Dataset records
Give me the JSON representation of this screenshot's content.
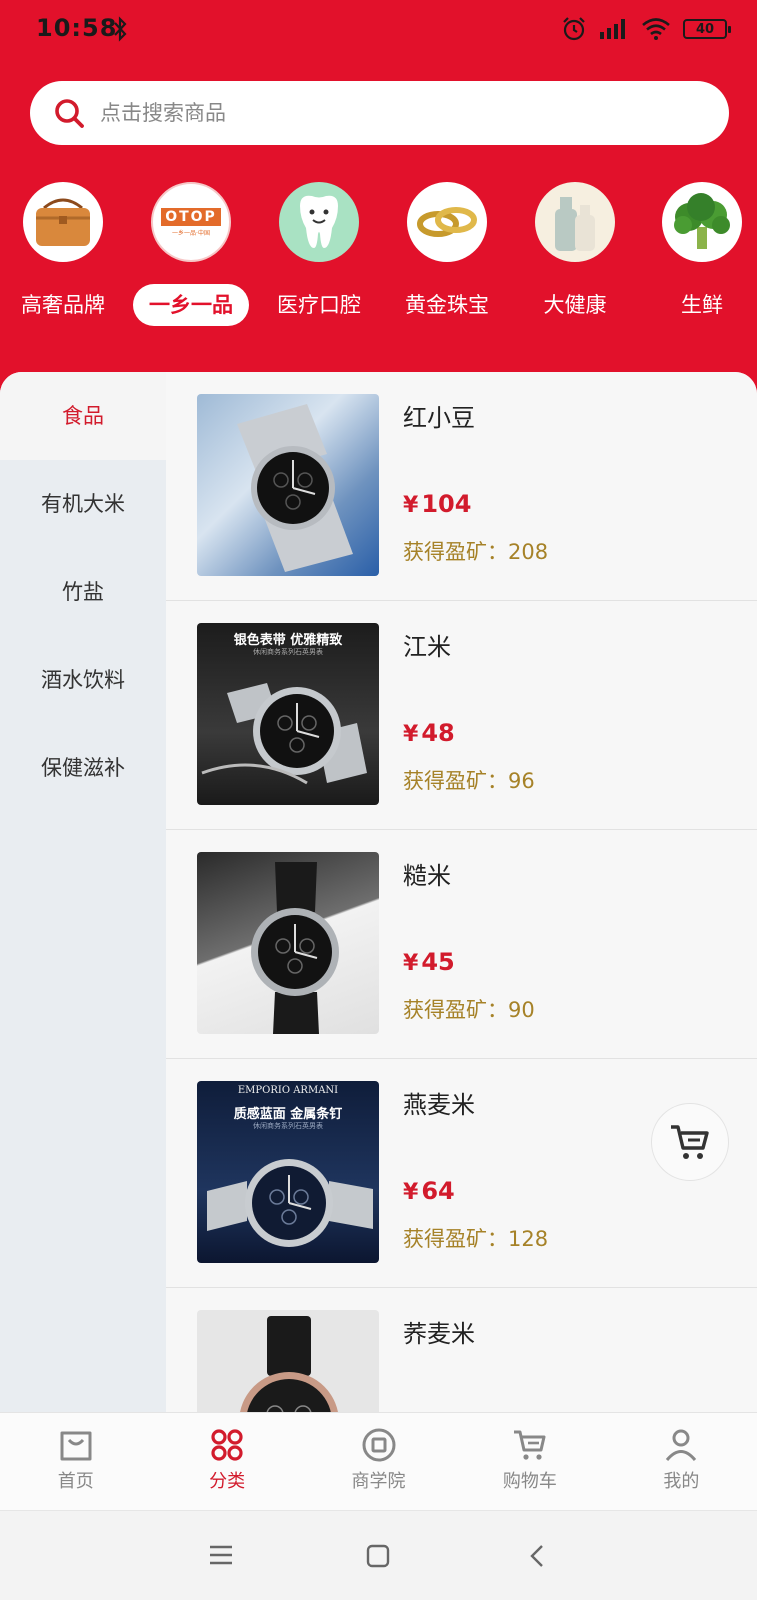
{
  "status_bar": {
    "time": "10:58",
    "battery": "40"
  },
  "search": {
    "placeholder": "点击搜索商品"
  },
  "categories": [
    {
      "label": "高奢品牌",
      "icon": "handbag-icon"
    },
    {
      "label": "一乡一品",
      "icon": "otop-logo-icon",
      "logo_text": "OTOP",
      "logo_sub": "一乡一品·中国"
    },
    {
      "label": "医疗口腔",
      "icon": "tooth-icon"
    },
    {
      "label": "黄金珠宝",
      "icon": "gold-rings-icon"
    },
    {
      "label": "大健康",
      "icon": "bottles-icon"
    },
    {
      "label": "生鲜",
      "icon": "broccoli-icon"
    }
  ],
  "active_category": "一乡一品",
  "sidebar": {
    "items": [
      {
        "label": "食品"
      },
      {
        "label": "有机大米"
      },
      {
        "label": "竹盐"
      },
      {
        "label": "酒水饮料"
      },
      {
        "label": "保健滋补"
      }
    ]
  },
  "products": [
    {
      "name": "红小豆",
      "currency": "¥",
      "price": "104",
      "reward_label": "获得盈矿：",
      "reward": "208",
      "image": "watch-image"
    },
    {
      "name": "江米",
      "currency": "¥",
      "price": "48",
      "reward_label": "获得盈矿：",
      "reward": "96",
      "image": "watch-image",
      "banner": "银色表带 优雅精致",
      "banner_sub": "休闲商务系列石英男表"
    },
    {
      "name": "糙米",
      "currency": "¥",
      "price": "45",
      "reward_label": "获得盈矿：",
      "reward": "90",
      "image": "watch-image"
    },
    {
      "name": "燕麦米",
      "currency": "¥",
      "price": "64",
      "reward_label": "获得盈矿：",
      "reward": "128",
      "image": "watch-image",
      "brand": "EMPORIO ARMANI",
      "banner": "质感蓝面 金属条钉",
      "banner_sub": "休闲商务系列石英男表"
    },
    {
      "name": "荞麦米",
      "currency": "",
      "price": "",
      "reward_label": "",
      "reward": "",
      "image": "watch-image"
    }
  ],
  "bottom_nav": [
    {
      "label": "首页",
      "icon": "home-icon"
    },
    {
      "label": "分类",
      "icon": "category-icon"
    },
    {
      "label": "商学院",
      "icon": "academy-icon"
    },
    {
      "label": "购物车",
      "icon": "cart-icon"
    },
    {
      "label": "我的",
      "icon": "profile-icon"
    }
  ],
  "active_nav": "分类",
  "colors": {
    "brand_red": "#e2112b",
    "price_red": "#d21b2c",
    "reward_gold": "#a68228"
  }
}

▶ [Required task] Print the entries above exactly, taking out only the pictures.

▶ [Solution to this task]
Give me the JSON representation of this screenshot's content.
{
  "status_bar": {
    "time": "10:58",
    "battery": "40"
  },
  "search": {
    "placeholder": "点击搜索商品"
  },
  "categories": [
    {
      "label": "高奢品牌",
      "icon": "handbag-icon"
    },
    {
      "label": "一乡一品",
      "icon": "otop-logo-icon",
      "logo_text": "OTOP",
      "logo_sub": "一乡一品·中国"
    },
    {
      "label": "医疗口腔",
      "icon": "tooth-icon"
    },
    {
      "label": "黄金珠宝",
      "icon": "gold-rings-icon"
    },
    {
      "label": "大健康",
      "icon": "bottles-icon"
    },
    {
      "label": "生鲜",
      "icon": "broccoli-icon"
    }
  ],
  "active_category": "一乡一品",
  "sidebar": {
    "items": [
      {
        "label": "食品"
      },
      {
        "label": "有机大米"
      },
      {
        "label": "竹盐"
      },
      {
        "label": "酒水饮料"
      },
      {
        "label": "保健滋补"
      }
    ]
  },
  "products": [
    {
      "name": "红小豆",
      "currency": "¥",
      "price": "104",
      "reward_label": "获得盈矿：",
      "reward": "208",
      "image": "watch-image"
    },
    {
      "name": "江米",
      "currency": "¥",
      "price": "48",
      "reward_label": "获得盈矿：",
      "reward": "96",
      "image": "watch-image",
      "banner": "银色表带 优雅精致",
      "banner_sub": "休闲商务系列石英男表"
    },
    {
      "name": "糙米",
      "currency": "¥",
      "price": "45",
      "reward_label": "获得盈矿：",
      "reward": "90",
      "image": "watch-image"
    },
    {
      "name": "燕麦米",
      "currency": "¥",
      "price": "64",
      "reward_label": "获得盈矿：",
      "reward": "128",
      "image": "watch-image",
      "brand": "EMPORIO ARMANI",
      "banner": "质感蓝面 金属条钉",
      "banner_sub": "休闲商务系列石英男表"
    },
    {
      "name": "荞麦米",
      "currency": "",
      "price": "",
      "reward_label": "",
      "reward": "",
      "image": "watch-image"
    }
  ],
  "bottom_nav": [
    {
      "label": "首页",
      "icon": "home-icon"
    },
    {
      "label": "分类",
      "icon": "category-icon"
    },
    {
      "label": "商学院",
      "icon": "academy-icon"
    },
    {
      "label": "购物车",
      "icon": "cart-icon"
    },
    {
      "label": "我的",
      "icon": "profile-icon"
    }
  ],
  "active_nav": "分类",
  "colors": {
    "brand_red": "#e2112b",
    "price_red": "#d21b2c",
    "reward_gold": "#a68228"
  }
}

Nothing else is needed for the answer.